■ **Exercise prompt**: Scan the data below. Pull out each line where "detail" occurs.

>>>

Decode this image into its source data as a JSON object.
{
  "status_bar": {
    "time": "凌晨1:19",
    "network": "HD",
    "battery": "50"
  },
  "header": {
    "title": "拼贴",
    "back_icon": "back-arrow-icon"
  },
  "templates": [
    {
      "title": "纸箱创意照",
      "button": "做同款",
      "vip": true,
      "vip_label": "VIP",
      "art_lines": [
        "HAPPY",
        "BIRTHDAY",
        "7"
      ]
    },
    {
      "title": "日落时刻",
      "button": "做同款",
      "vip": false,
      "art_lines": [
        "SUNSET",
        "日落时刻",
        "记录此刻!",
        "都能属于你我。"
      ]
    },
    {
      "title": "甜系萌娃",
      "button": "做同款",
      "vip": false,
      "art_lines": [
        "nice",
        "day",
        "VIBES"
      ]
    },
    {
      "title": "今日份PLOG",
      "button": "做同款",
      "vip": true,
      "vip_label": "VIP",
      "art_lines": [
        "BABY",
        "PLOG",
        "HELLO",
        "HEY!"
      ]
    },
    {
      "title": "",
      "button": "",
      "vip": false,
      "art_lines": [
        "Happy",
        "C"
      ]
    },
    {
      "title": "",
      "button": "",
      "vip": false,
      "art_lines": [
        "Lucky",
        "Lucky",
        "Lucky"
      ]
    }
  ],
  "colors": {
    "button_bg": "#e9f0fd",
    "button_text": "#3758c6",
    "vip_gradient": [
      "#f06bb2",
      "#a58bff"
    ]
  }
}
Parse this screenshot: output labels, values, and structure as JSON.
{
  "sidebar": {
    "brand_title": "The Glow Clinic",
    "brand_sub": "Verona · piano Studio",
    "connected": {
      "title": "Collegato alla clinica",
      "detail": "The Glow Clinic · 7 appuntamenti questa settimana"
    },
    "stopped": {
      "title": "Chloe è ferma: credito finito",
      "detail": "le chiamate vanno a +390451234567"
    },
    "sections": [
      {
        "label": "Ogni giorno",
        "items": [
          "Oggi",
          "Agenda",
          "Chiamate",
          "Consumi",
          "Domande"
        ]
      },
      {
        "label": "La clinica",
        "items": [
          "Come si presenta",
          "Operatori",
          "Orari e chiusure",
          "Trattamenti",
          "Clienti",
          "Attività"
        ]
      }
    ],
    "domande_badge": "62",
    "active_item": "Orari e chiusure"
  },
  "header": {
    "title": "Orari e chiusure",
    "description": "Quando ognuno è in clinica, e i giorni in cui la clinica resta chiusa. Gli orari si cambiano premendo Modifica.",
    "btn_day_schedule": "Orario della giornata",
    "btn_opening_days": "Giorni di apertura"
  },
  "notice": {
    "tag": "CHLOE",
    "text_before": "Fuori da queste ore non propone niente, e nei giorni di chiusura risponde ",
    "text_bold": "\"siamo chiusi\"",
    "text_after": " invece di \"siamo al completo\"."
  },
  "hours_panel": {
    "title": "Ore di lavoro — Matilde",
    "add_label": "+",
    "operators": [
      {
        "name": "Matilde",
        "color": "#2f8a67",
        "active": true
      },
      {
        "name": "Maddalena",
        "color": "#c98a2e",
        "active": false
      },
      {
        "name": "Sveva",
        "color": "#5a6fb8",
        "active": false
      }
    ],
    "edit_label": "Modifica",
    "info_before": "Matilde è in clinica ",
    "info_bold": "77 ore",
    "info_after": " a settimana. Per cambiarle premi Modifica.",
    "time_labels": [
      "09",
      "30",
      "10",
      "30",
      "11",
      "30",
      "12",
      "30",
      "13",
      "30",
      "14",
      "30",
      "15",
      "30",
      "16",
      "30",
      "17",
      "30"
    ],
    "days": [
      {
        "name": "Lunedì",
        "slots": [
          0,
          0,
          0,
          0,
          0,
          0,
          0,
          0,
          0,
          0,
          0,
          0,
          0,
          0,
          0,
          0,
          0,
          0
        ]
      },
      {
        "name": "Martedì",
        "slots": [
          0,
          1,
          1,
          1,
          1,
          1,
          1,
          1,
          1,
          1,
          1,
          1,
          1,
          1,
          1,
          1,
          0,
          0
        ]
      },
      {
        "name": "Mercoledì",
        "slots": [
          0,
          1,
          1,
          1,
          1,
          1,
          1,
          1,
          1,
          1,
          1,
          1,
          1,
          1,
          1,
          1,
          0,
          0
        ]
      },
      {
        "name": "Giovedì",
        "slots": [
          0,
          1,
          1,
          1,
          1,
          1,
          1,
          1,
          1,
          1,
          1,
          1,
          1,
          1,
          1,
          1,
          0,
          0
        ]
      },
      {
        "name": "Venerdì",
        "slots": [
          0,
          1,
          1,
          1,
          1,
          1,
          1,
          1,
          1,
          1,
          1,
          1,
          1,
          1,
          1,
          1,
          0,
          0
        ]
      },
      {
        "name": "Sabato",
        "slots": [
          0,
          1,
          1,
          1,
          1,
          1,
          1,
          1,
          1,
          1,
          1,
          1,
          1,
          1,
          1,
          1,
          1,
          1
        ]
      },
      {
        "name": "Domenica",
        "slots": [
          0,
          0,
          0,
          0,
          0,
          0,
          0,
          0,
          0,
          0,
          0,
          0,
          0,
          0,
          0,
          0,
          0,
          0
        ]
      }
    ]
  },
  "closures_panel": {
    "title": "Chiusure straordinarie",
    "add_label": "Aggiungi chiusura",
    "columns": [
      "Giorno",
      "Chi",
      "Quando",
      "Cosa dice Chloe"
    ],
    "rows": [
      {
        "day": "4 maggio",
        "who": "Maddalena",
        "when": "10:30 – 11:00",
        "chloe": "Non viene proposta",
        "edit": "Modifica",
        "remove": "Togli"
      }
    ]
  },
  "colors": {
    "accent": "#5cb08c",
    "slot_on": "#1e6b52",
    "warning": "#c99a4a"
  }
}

<<<

■ **Solved exercise**:
      "detail": "The Glow Clinic · 7 appuntamenti questa settimana"
      "detail": "le chiamate vanno a +390451234567"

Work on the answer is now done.